Copy all the material that follows, keeping every character the same.

# # # # #

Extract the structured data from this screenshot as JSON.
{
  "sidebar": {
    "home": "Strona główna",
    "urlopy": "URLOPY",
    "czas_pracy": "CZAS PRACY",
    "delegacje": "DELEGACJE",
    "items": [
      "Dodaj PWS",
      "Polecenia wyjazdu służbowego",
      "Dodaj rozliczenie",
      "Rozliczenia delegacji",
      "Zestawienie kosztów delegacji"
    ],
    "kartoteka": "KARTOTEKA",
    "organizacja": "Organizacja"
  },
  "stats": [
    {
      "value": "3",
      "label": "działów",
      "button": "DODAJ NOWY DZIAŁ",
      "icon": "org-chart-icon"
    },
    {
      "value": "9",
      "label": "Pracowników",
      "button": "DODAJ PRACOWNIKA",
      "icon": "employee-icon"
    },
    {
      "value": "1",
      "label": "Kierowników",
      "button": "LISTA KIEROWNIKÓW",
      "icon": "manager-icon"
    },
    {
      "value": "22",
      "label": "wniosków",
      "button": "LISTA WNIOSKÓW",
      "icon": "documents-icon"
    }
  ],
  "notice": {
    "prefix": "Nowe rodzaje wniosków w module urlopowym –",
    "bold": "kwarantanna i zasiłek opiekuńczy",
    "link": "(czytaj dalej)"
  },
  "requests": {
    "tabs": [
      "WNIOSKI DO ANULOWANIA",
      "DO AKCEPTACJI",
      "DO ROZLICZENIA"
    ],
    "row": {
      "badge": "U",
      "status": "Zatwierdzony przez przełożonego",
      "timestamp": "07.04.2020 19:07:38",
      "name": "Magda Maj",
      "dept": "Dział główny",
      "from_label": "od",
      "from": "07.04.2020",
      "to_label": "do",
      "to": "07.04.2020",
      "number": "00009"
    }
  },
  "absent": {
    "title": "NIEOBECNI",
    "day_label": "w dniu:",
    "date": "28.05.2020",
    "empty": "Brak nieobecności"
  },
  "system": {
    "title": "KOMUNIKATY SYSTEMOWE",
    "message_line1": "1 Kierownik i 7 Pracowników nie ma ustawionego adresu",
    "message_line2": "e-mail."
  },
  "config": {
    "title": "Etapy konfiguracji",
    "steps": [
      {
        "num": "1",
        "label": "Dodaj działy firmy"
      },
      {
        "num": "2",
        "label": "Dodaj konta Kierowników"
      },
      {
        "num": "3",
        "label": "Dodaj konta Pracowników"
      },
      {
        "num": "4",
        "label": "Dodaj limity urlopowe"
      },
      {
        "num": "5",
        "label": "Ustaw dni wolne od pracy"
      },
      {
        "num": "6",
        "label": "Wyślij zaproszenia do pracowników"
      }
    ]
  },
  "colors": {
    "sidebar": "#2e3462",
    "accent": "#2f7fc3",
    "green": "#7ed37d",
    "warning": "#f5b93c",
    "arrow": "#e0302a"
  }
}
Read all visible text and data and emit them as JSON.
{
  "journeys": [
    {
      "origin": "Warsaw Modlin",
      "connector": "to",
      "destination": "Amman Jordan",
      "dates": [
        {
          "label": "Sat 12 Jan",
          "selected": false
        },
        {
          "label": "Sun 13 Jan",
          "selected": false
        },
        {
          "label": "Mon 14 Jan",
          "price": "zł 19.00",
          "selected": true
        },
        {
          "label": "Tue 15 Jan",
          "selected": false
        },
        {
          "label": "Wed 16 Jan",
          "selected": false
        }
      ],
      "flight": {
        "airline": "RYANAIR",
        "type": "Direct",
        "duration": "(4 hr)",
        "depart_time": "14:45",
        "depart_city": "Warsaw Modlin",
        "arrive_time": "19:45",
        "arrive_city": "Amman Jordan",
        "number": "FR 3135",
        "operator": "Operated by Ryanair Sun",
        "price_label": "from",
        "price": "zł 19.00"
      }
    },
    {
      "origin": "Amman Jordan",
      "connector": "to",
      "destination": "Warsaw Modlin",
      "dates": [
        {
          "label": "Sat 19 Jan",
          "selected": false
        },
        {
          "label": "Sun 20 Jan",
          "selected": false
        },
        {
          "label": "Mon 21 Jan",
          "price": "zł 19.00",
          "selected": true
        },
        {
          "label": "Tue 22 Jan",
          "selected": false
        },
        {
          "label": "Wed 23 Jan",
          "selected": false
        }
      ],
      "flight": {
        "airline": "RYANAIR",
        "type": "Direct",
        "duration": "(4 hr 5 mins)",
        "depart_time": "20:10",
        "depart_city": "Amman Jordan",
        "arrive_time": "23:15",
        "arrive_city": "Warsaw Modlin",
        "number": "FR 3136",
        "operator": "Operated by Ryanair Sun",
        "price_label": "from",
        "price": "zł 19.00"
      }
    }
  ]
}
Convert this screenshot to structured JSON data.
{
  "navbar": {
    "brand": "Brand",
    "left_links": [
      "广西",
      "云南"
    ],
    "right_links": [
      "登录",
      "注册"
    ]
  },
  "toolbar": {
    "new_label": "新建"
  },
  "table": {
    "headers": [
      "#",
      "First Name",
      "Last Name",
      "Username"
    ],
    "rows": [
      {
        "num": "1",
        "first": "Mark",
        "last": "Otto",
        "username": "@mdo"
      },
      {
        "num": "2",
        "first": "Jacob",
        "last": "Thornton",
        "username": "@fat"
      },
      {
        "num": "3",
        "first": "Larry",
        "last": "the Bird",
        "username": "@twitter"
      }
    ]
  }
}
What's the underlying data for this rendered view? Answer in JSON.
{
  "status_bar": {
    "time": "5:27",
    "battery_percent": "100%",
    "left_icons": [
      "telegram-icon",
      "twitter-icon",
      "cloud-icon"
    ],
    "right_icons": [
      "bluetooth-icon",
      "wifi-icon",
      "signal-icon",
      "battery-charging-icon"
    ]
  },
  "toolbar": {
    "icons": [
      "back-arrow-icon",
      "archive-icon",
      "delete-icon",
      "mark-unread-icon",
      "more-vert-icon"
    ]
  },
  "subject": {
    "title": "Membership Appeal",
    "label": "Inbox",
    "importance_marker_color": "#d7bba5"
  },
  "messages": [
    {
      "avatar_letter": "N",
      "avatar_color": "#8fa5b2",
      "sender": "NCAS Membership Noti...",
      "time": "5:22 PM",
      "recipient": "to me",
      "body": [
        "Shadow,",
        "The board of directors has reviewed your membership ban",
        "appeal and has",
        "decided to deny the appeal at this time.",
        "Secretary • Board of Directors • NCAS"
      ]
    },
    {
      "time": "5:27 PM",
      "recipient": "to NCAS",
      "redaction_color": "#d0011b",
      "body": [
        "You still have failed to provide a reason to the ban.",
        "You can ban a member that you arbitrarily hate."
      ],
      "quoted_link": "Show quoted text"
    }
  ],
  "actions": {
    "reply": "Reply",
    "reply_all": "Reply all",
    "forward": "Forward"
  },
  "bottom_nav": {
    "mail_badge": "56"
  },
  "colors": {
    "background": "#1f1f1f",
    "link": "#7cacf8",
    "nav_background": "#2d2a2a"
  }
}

# # # # #

== SOLUTION TO THIS TASK ==
Extract the structured data from this screenshot as JSON.
{
  "sidebar": {
    "home": "Strona główna",
    "urlopy": "URLOPY",
    "czas_pracy": "CZAS PRACY",
    "delegacje": "DELEGACJE",
    "items": [
      "Dodaj PWS",
      "Polecenia wyjazdu służbowego",
      "Dodaj rozliczenie",
      "Rozliczenia delegacji",
      "Zestawienie kosztów delegacji"
    ],
    "kartoteka": "KARTOTEKA",
    "organizacja": "Organizacja"
  },
  "stats": [
    {
      "value": "3",
      "label": "działów",
      "button": "DODAJ NOWY DZIAŁ",
      "icon": "org-chart-icon"
    },
    {
      "value": "9",
      "label": "Pracowników",
      "button": "DODAJ PRACOWNIKA",
      "icon": "employee-icon"
    },
    {
      "value": "1",
      "label": "Kierowników",
      "button": "LISTA KIEROWNIKÓW",
      "icon": "manager-icon"
    },
    {
      "value": "22",
      "label": "wniosków",
      "button": "LISTA WNIOSKÓW",
      "icon": "documents-icon"
    }
  ],
  "notice": {
    "prefix": "Nowe rodzaje wniosków w module urlopowym –",
    "bold": "kwarantanna i zasiłek opiekuńczy",
    "link": "(czytaj dalej)"
  },
  "requests": {
    "tabs": [
      "WNIOSKI DO ANULOWANIA",
      "DO AKCEPTACJI",
      "DO ROZLICZENIA"
    ],
    "row": {
      "badge": "U",
      "status": "Zatwierdzony przez przełożonego",
      "timestamp": "07.04.2020 19:07:38",
      "name": "Magda Maj",
      "dept": "Dział główny",
      "from_label": "od",
      "from": "07.04.2020",
      "to_label": "do",
      "to": "07.04.2020",
      "number": "00009"
    }
  },
  "absent": {
    "title": "NIEOBECNI",
    "day_label": "w dniu:",
    "date": "28.05.2020",
    "empty": "Brak nieobecności"
  },
  "system": {
    "title": "KOMUNIKATY SYSTEMOWE",
    "message_line1": "1 Kierownik i 7 Pracowników nie ma ustawionego adresu",
    "message_line2": "e-mail."
  },
  "config": {
    "title": "Etapy konfiguracji",
    "steps": [
      {
        "num": "1",
        "label": "Dodaj działy firmy"
      },
      {
        "num": "2",
        "label": "Dodaj konta Kierowników"
      },
      {
        "num": "3",
        "label": "Dodaj konta Pracowników"
      },
      {
        "num": "4",
        "label": "Dodaj limity urlopowe"
      },
      {
        "num": "5",
        "label": "Ustaw dni wolne od pracy"
      },
      {
        "num": "6",
        "label": "Wyślij zaproszenia do pracowników"
      }
    ]
  },
  "colors": {
    "sidebar": "#2e3462",
    "accent": "#2f7fc3",
    "green": "#7ed37d",
    "warning": "#f5b93c",
    "arrow": "#e0302a"
  }
}
Read all visible text and data and emit them as JSON.
{
  "journeys": [
    {
      "origin": "Warsaw Modlin",
      "connector": "to",
      "destination": "Amman Jordan",
      "dates": [
        {
          "label": "Sat 12 Jan",
          "selected": false
        },
        {
          "label": "Sun 13 Jan",
          "selected": false
        },
        {
          "label": "Mon 14 Jan",
          "price": "zł 19.00",
          "selected": true
        },
        {
          "label": "Tue 15 Jan",
          "selected": false
        },
        {
          "label": "Wed 16 Jan",
          "selected": false
        }
      ],
      "flight": {
        "airline": "RYANAIR",
        "type": "Direct",
        "duration": "(4 hr)",
        "depart_time": "14:45",
        "depart_city": "Warsaw Modlin",
        "arrive_time": "19:45",
        "arrive_city": "Amman Jordan",
        "number": "FR 3135",
        "operator": "Operated by Ryanair Sun",
        "price_label": "from",
        "price": "zł 19.00"
      }
    },
    {
      "origin": "Amman Jordan",
      "connector": "to",
      "destination": "Warsaw Modlin",
      "dates": [
        {
          "label": "Sat 19 Jan",
          "selected": false
        },
        {
          "label": "Sun 20 Jan",
          "selected": false
        },
        {
          "label": "Mon 21 Jan",
          "price": "zł 19.00",
          "selected": true
        },
        {
          "label": "Tue 22 Jan",
          "selected": false
        },
        {
          "label": "Wed 23 Jan",
          "selected": false
        }
      ],
      "flight": {
        "airline": "RYANAIR",
        "type": "Direct",
        "duration": "(4 hr 5 mins)",
        "depart_time": "20:10",
        "depart_city": "Amman Jordan",
        "arrive_time": "23:15",
        "arrive_city": "Warsaw Modlin",
        "number": "FR 3136",
        "operator": "Operated by Ryanair Sun",
        "price_label": "from",
        "price": "zł 19.00"
      }
    }
  ]
}
Convert this screenshot to structured JSON data.
{
  "navbar": {
    "brand": "Brand",
    "left_links": [
      "广西",
      "云南"
    ],
    "right_links": [
      "登录",
      "注册"
    ]
  },
  "toolbar": {
    "new_label": "新建"
  },
  "table": {
    "headers": [
      "#",
      "First Name",
      "Last Name",
      "Username"
    ],
    "rows": [
      {
        "num": "1",
        "first": "Mark",
        "last": "Otto",
        "username": "@mdo"
      },
      {
        "num": "2",
        "first": "Jacob",
        "last": "Thornton",
        "username": "@fat"
      },
      {
        "num": "3",
        "first": "Larry",
        "last": "the Bird",
        "username": "@twitter"
      }
    ]
  }
}
What's the underlying data for this rendered view? Answer in JSON.
{
  "status_bar": {
    "time": "5:27",
    "battery_percent": "100%",
    "left_icons": [
      "telegram-icon",
      "twitter-icon",
      "cloud-icon"
    ],
    "right_icons": [
      "bluetooth-icon",
      "wifi-icon",
      "signal-icon",
      "battery-charging-icon"
    ]
  },
  "toolbar": {
    "icons": [
      "back-arrow-icon",
      "archive-icon",
      "delete-icon",
      "mark-unread-icon",
      "more-vert-icon"
    ]
  },
  "subject": {
    "title": "Membership Appeal",
    "label": "Inbox",
    "importance_marker_color": "#d7bba5"
  },
  "messages": [
    {
      "avatar_letter": "N",
      "avatar_color": "#8fa5b2",
      "sender": "NCAS Membership Noti...",
      "time": "5:22 PM",
      "recipient": "to me",
      "body": [
        "Shadow,",
        "The board of directors has reviewed your membership ban",
        "appeal and has",
        "decided to deny the appeal at this time.",
        "Secretary • Board of Directors • NCAS"
      ]
    },
    {
      "time": "5:27 PM",
      "recipient": "to NCAS",
      "redaction_color": "#d0011b",
      "body": [
        "You still have failed to provide a reason to the ban.",
        "You can ban a member that you arbitrarily hate."
      ],
      "quoted_link": "Show quoted text"
    }
  ],
  "actions": {
    "reply": "Reply",
    "reply_all": "Reply all",
    "forward": "Forward"
  },
  "bottom_nav": {
    "mail_badge": "56"
  },
  "colors": {
    "background": "#1f1f1f",
    "link": "#7cacf8",
    "nav_background": "#2d2a2a"
  }
}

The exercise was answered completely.